# APPLY WHAT YOU READ
(1) In the text about Caere, reproduce the part that opens with the words containing "The immediate effect" and closes with "to $52 million.", substituting "income" for "revenues".
(2) According to the text about Caere, how many employees did the company have after its staff cutbacks?
(3) Continue the text about Caere from its last sentence.

# TEXT EXCERPT
========================================
The immediate effect of the new business model was to depress Caere's software revenues, despite an increase in total software shipments of more than 100 percent. At the same time, Caere exited the hand-held scanner market, crimping its hardware revenues. Meanwhile, the continuing economic crisis in much of Western Europe was hurting the company's international sales, which shrunk below 30 percent of total sales. The company was forced to cut back its employee base, which dropped from 300 employees to 220. By the end of 1995, sales had slipped back to $52 million.

In that year, however, Caere began a drive to acquire competing and complementary scanning software companies. The company first acquired Calera Recognition Systems, in a 2.5 million share stock-swap deal, adding Calera's popular WordScan OCR software family to Caere's OmniPage. Caere shipped new versions of both programs in 1995; in August 1995, with the launch of Microsoft's Windows 95, the company also announced development of a Windows 95 version of the OmniPage family. The company's bundled software shipments topped 1 million in 1995; meanwhile, the company also expanded its retail sales network, adding the 450-store OfficeMax chain in the United States, and adding another important reseller, Vobis, the largest computer retailer in Europe.
========================================
# DATA SUPPLIED
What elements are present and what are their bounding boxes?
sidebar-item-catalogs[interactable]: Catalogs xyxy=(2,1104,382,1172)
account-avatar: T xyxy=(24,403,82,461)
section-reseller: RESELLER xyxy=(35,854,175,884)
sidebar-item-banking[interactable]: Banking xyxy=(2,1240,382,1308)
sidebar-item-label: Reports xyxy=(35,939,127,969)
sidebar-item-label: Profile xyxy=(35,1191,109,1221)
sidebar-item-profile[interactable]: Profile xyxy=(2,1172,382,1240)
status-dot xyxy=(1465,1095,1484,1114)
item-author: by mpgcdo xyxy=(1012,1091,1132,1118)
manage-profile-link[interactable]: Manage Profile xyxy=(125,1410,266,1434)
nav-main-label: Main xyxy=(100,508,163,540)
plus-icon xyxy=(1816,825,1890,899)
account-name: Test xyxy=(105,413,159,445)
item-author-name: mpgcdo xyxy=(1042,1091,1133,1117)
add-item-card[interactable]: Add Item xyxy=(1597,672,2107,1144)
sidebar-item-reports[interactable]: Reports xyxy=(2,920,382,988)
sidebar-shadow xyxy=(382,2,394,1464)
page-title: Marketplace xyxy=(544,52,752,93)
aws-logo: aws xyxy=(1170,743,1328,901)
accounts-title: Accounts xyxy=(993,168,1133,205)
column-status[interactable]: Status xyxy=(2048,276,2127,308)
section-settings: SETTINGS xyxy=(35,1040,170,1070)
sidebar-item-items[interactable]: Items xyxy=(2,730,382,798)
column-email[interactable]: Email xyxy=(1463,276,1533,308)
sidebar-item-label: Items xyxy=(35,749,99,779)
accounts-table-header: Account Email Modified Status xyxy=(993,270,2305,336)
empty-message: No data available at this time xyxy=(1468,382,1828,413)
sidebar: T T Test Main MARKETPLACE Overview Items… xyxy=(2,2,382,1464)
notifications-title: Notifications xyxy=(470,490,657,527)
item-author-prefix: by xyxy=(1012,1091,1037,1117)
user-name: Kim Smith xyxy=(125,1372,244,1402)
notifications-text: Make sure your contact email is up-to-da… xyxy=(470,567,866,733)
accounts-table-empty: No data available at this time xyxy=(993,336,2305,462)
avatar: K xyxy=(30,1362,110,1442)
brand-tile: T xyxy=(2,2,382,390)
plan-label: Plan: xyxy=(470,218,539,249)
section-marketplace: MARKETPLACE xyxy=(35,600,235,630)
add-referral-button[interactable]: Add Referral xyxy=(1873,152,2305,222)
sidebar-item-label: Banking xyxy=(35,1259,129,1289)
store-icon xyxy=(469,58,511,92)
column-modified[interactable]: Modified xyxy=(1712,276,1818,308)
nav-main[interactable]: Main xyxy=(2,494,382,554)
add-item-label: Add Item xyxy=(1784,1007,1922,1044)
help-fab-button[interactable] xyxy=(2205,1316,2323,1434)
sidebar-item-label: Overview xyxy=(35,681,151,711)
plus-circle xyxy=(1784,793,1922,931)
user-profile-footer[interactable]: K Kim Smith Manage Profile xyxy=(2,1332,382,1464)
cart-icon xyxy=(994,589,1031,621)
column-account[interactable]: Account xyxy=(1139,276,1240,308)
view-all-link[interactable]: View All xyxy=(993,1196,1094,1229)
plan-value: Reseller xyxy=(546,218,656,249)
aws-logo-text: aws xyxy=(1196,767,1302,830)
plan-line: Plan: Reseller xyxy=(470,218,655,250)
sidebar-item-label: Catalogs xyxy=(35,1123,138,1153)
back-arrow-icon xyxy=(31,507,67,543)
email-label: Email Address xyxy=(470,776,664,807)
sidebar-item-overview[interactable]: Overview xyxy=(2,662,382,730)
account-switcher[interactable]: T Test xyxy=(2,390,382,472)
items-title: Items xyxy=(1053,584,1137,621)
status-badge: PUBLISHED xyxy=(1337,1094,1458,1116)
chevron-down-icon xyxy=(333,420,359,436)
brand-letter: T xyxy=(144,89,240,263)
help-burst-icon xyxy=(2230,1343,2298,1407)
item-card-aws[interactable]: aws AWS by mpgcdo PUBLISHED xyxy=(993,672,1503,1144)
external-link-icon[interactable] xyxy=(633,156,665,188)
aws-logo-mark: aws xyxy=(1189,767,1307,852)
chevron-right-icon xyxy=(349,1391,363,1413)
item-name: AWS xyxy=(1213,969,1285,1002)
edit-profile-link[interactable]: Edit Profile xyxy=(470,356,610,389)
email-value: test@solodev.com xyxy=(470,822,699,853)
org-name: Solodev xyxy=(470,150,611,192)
========================================
# ANSWERS PER TASK
(1)
The immediate effect of the new business model was to depress Caere's software income, despite an increase in total software shipments of more than 100 percent. At the same time, Caere exited the hand-held scanner market, crimping its hardware income. Meanwhile, the continuing economic crisis in much of Western Europe was hurting the company's international sales, which shrunk below 30 percent of total sales. The company was forced to cut back its employee base, which dropped from 300 employees to 220. By the end of 1995, sales had slipped back to $52 million.

(2) 220

(3)
Continuing its drive to expand by acquisition, Caere reached an agreement to acquire ViewStar Corp. and its client/server workflow and document management software. That agreement fell through in early 1996, however. Caere also invested $2.4 million in ZyLAB International, giving it a 20 percent stake and an option to acquire complete control of that company and its full text indexing and retrieval software. ZyLAB failed to meet its planned targets, however, and Caere wrote off its ZyLAB investment in 1996. In the beginning of 1997, the company found an acquisition that fit, paying $4.7 million for Hungary's Recognita Rt, the world's third-largest OCR software designer. In April of that year, Caere also acquired Formonix Inc., which had been developing a new product for Caere, called OmniForm. The acquisition involved an exchange of stock worth about $3.2 million.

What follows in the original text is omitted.